[Source data]

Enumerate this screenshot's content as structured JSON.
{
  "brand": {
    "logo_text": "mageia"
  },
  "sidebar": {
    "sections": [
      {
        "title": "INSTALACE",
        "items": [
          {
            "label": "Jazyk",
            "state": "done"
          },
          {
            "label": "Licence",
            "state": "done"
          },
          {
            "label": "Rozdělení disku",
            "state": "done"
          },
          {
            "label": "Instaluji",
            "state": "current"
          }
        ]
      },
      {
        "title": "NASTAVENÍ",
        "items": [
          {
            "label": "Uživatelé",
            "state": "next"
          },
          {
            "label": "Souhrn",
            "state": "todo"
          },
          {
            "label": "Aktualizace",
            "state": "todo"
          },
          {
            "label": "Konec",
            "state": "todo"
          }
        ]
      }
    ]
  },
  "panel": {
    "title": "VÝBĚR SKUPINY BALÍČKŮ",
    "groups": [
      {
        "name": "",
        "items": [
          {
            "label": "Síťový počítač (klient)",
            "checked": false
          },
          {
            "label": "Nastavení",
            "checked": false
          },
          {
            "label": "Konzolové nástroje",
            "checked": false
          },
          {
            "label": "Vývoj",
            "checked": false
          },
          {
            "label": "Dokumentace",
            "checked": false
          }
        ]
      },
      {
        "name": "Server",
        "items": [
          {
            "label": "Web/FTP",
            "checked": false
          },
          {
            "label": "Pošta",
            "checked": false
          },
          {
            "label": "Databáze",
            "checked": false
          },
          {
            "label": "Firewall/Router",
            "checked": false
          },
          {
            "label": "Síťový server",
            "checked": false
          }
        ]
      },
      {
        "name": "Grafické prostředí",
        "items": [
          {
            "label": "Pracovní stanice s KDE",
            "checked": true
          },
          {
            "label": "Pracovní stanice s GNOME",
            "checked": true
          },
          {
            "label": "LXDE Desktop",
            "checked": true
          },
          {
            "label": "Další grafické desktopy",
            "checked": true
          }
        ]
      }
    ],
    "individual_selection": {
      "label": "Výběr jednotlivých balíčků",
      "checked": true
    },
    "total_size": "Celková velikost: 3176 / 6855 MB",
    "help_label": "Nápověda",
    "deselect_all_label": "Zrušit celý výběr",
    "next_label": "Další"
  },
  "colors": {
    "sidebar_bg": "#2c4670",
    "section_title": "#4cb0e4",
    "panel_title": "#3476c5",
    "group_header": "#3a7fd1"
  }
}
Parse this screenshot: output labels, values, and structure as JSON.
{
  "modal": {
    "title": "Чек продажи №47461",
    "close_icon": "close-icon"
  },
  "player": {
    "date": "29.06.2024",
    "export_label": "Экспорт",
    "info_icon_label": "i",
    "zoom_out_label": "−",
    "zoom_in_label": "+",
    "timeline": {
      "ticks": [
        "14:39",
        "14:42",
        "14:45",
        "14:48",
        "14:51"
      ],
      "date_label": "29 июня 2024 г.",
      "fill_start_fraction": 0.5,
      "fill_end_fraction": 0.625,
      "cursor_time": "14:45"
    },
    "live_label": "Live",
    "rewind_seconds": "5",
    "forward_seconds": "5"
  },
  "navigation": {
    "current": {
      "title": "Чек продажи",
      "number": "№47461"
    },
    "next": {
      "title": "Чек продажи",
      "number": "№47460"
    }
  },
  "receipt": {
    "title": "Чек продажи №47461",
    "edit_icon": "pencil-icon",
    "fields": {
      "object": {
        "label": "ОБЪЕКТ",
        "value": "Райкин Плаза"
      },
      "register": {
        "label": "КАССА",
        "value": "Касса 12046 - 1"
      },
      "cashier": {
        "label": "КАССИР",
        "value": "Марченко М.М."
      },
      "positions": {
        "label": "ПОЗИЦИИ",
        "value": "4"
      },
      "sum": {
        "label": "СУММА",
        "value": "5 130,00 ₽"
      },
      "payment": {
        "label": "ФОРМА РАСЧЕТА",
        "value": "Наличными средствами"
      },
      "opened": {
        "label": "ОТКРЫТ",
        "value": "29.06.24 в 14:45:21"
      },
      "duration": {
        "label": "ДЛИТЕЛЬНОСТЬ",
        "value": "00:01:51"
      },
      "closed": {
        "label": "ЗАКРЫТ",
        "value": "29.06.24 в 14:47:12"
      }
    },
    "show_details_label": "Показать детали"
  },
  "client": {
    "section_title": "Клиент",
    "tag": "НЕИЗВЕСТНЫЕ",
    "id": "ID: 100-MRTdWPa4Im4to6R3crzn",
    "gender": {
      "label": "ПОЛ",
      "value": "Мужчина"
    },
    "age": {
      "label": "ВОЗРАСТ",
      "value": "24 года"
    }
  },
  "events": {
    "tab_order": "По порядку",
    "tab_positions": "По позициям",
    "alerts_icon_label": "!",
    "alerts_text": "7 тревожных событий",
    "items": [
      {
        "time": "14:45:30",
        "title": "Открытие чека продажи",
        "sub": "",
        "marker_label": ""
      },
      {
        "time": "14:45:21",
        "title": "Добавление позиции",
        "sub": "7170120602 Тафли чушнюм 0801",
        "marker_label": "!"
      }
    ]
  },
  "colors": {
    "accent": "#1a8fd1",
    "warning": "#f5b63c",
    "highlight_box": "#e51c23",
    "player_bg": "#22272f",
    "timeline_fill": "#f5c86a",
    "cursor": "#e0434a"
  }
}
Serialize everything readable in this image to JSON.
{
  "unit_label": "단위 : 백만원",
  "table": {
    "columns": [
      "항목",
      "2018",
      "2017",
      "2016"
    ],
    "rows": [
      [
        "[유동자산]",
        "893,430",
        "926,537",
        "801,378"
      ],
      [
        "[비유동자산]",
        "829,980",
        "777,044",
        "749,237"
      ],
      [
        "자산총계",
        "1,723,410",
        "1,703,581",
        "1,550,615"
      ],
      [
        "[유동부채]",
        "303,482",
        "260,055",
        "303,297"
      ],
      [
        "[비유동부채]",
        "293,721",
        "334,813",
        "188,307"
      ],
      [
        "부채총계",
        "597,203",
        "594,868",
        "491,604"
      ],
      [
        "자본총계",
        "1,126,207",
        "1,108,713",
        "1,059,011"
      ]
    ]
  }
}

[Given exercise]
Give back the data above exactly as it appears.

[Task response]
Enumerate this screenshot's content as structured JSON.
{
  "brand": {
    "logo_text": "mageia"
  },
  "sidebar": {
    "sections": [
      {
        "title": "INSTALACE",
        "items": [
          {
            "label": "Jazyk",
            "state": "done"
          },
          {
            "label": "Licence",
            "state": "done"
          },
          {
            "label": "Rozdělení disku",
            "state": "done"
          },
          {
            "label": "Instaluji",
            "state": "current"
          }
        ]
      },
      {
        "title": "NASTAVENÍ",
        "items": [
          {
            "label": "Uživatelé",
            "state": "next"
          },
          {
            "label": "Souhrn",
            "state": "todo"
          },
          {
            "label": "Aktualizace",
            "state": "todo"
          },
          {
            "label": "Konec",
            "state": "todo"
          }
        ]
      }
    ]
  },
  "panel": {
    "title": "VÝBĚR SKUPINY BALÍČKŮ",
    "groups": [
      {
        "name": "",
        "items": [
          {
            "label": "Síťový počítač (klient)",
            "checked": false
          },
          {
            "label": "Nastavení",
            "checked": false
          },
          {
            "label": "Konzolové nástroje",
            "checked": false
          },
          {
            "label": "Vývoj",
            "checked": false
          },
          {
            "label": "Dokumentace",
            "checked": false
          }
        ]
      },
      {
        "name": "Server",
        "items": [
          {
            "label": "Web/FTP",
            "checked": false
          },
          {
            "label": "Pošta",
            "checked": false
          },
          {
            "label": "Databáze",
            "checked": false
          },
          {
            "label": "Firewall/Router",
            "checked": false
          },
          {
            "label": "Síťový server",
            "checked": false
          }
        ]
      },
      {
        "name": "Grafické prostředí",
        "items": [
          {
            "label": "Pracovní stanice s KDE",
            "checked": true
          },
          {
            "label": "Pracovní stanice s GNOME",
            "checked": true
          },
          {
            "label": "LXDE Desktop",
            "checked": true
          },
          {
            "label": "Další grafické desktopy",
            "checked": true
          }
        ]
      }
    ],
    "individual_selection": {
      "label": "Výběr jednotlivých balíčků",
      "checked": true
    },
    "total_size": "Celková velikost: 3176 / 6855 MB",
    "help_label": "Nápověda",
    "deselect_all_label": "Zrušit celý výběr",
    "next_label": "Další"
  },
  "colors": {
    "sidebar_bg": "#2c4670",
    "section_title": "#4cb0e4",
    "panel_title": "#3476c5",
    "group_header": "#3a7fd1"
  }
}
Parse this screenshot: output labels, values, and structure as JSON.
{
  "modal": {
    "title": "Чек продажи №47461",
    "close_icon": "close-icon"
  },
  "player": {
    "date": "29.06.2024",
    "export_label": "Экспорт",
    "info_icon_label": "i",
    "zoom_out_label": "−",
    "zoom_in_label": "+",
    "timeline": {
      "ticks": [
        "14:39",
        "14:42",
        "14:45",
        "14:48",
        "14:51"
      ],
      "date_label": "29 июня 2024 г.",
      "fill_start_fraction": 0.5,
      "fill_end_fraction": 0.625,
      "cursor_time": "14:45"
    },
    "live_label": "Live",
    "rewind_seconds": "5",
    "forward_seconds": "5"
  },
  "navigation": {
    "current": {
      "title": "Чек продажи",
      "number": "№47461"
    },
    "next": {
      "title": "Чек продажи",
      "number": "№47460"
    }
  },
  "receipt": {
    "title": "Чек продажи №47461",
    "edit_icon": "pencil-icon",
    "fields": {
      "object": {
        "label": "ОБЪЕКТ",
        "value": "Райкин Плаза"
      },
      "register": {
        "label": "КАССА",
        "value": "Касса 12046 - 1"
      },
      "cashier": {
        "label": "КАССИР",
        "value": "Марченко М.М."
      },
      "positions": {
        "label": "ПОЗИЦИИ",
        "value": "4"
      },
      "sum": {
        "label": "СУММА",
        "value": "5 130,00 ₽"
      },
      "payment": {
        "label": "ФОРМА РАСЧЕТА",
        "value": "Наличными средствами"
      },
      "opened": {
        "label": "ОТКРЫТ",
        "value": "29.06.24 в 14:45:21"
      },
      "duration": {
        "label": "ДЛИТЕЛЬНОСТЬ",
        "value": "00:01:51"
      },
      "closed": {
        "label": "ЗАКРЫТ",
        "value": "29.06.24 в 14:47:12"
      }
    },
    "show_details_label": "Показать детали"
  },
  "client": {
    "section_title": "Клиент",
    "tag": "НЕИЗВЕСТНЫЕ",
    "id": "ID: 100-MRTdWPa4Im4to6R3crzn",
    "gender": {
      "label": "ПОЛ",
      "value": "Мужчина"
    },
    "age": {
      "label": "ВОЗРАСТ",
      "value": "24 года"
    }
  },
  "events": {
    "tab_order": "По порядку",
    "tab_positions": "По позициям",
    "alerts_icon_label": "!",
    "alerts_text": "7 тревожных событий",
    "items": [
      {
        "time": "14:45:30",
        "title": "Открытие чека продажи",
        "sub": "",
        "marker_label": ""
      },
      {
        "time": "14:45:21",
        "title": "Добавление позиции",
        "sub": "7170120602 Тафли чушнюм 0801",
        "marker_label": "!"
      }
    ]
  },
  "colors": {
    "accent": "#1a8fd1",
    "warning": "#f5b63c",
    "highlight_box": "#e51c23",
    "player_bg": "#22272f",
    "timeline_fill": "#f5c86a",
    "cursor": "#e0434a"
  }
}
Serialize everything readable in this image to JSON.
{
  "unit_label": "단위 : 백만원",
  "table": {
    "columns": [
      "항목",
      "2018",
      "2017",
      "2016"
    ],
    "rows": [
      [
        "[유동자산]",
        "893,430",
        "926,537",
        "801,378"
      ],
      [
        "[비유동자산]",
        "829,980",
        "777,044",
        "749,237"
      ],
      [
        "자산총계",
        "1,723,410",
        "1,703,581",
        "1,550,615"
      ],
      [
        "[유동부채]",
        "303,482",
        "260,055",
        "303,297"
      ],
      [
        "[비유동부채]",
        "293,721",
        "334,813",
        "188,307"
      ],
      [
        "부채총계",
        "597,203",
        "594,868",
        "491,604"
      ],
      [
        "자본총계",
        "1,126,207",
        "1,108,713",
        "1,059,011"
      ]
    ]
  }
}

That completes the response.